■ **WHAT IS BEING ASKED**
Every record that follows must be duplicated exactly, with images left out.

Extracted records
+ + + +
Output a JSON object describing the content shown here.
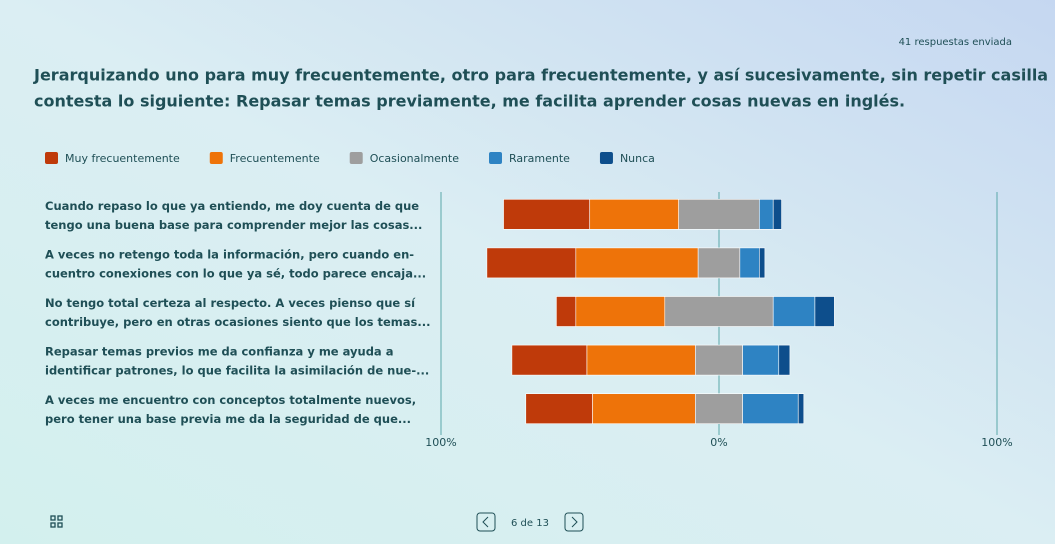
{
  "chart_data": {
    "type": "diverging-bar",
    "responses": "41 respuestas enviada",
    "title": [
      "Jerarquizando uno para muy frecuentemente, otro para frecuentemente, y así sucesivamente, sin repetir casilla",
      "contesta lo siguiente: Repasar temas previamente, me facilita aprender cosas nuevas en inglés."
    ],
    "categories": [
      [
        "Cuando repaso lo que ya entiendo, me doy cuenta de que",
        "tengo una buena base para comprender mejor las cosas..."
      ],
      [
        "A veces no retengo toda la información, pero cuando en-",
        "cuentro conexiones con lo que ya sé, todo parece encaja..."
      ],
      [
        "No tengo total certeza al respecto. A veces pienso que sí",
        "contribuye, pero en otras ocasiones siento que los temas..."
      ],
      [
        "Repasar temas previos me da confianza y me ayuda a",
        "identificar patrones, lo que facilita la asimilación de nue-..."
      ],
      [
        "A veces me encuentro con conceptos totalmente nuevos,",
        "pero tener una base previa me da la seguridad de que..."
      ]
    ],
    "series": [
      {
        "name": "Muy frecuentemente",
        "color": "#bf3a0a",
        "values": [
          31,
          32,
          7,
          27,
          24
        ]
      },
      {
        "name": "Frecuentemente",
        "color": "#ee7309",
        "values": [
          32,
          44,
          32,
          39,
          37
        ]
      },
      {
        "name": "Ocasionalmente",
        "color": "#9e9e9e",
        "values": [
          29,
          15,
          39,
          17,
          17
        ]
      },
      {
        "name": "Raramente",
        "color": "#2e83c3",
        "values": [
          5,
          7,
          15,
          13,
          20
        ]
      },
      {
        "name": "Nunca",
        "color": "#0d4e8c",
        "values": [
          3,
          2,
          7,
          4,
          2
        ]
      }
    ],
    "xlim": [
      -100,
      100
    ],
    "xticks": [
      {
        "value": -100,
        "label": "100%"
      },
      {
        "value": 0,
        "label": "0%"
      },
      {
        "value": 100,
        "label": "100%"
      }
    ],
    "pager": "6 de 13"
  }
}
+ + + +
■ **SOLUTION FOR THIS TASK**
Output a JSON object describing the content shown here.
{
  "chart_data": {
    "type": "diverging-bar",
    "responses": "41 respuestas enviada",
    "title": [
      "Jerarquizando uno para muy frecuentemente, otro para frecuentemente, y así sucesivamente, sin repetir casilla",
      "contesta lo siguiente: Repasar temas previamente, me facilita aprender cosas nuevas en inglés."
    ],
    "categories": [
      [
        "Cuando repaso lo que ya entiendo, me doy cuenta de que",
        "tengo una buena base para comprender mejor las cosas..."
      ],
      [
        "A veces no retengo toda la información, pero cuando en-",
        "cuentro conexiones con lo que ya sé, todo parece encaja..."
      ],
      [
        "No tengo total certeza al respecto. A veces pienso que sí",
        "contribuye, pero en otras ocasiones siento que los temas..."
      ],
      [
        "Repasar temas previos me da confianza y me ayuda a",
        "identificar patrones, lo que facilita la asimilación de nue-..."
      ],
      [
        "A veces me encuentro con conceptos totalmente nuevos,",
        "pero tener una base previa me da la seguridad de que..."
      ]
    ],
    "series": [
      {
        "name": "Muy frecuentemente",
        "color": "#bf3a0a",
        "values": [
          31,
          32,
          7,
          27,
          24
        ]
      },
      {
        "name": "Frecuentemente",
        "color": "#ee7309",
        "values": [
          32,
          44,
          32,
          39,
          37
        ]
      },
      {
        "name": "Ocasionalmente",
        "color": "#9e9e9e",
        "values": [
          29,
          15,
          39,
          17,
          17
        ]
      },
      {
        "name": "Raramente",
        "color": "#2e83c3",
        "values": [
          5,
          7,
          15,
          13,
          20
        ]
      },
      {
        "name": "Nunca",
        "color": "#0d4e8c",
        "values": [
          3,
          2,
          7,
          4,
          2
        ]
      }
    ],
    "xlim": [
      -100,
      100
    ],
    "xticks": [
      {
        "value": -100,
        "label": "100%"
      },
      {
        "value": 0,
        "label": "0%"
      },
      {
        "value": 100,
        "label": "100%"
      }
    ],
    "pager": "6 de 13"
  }
}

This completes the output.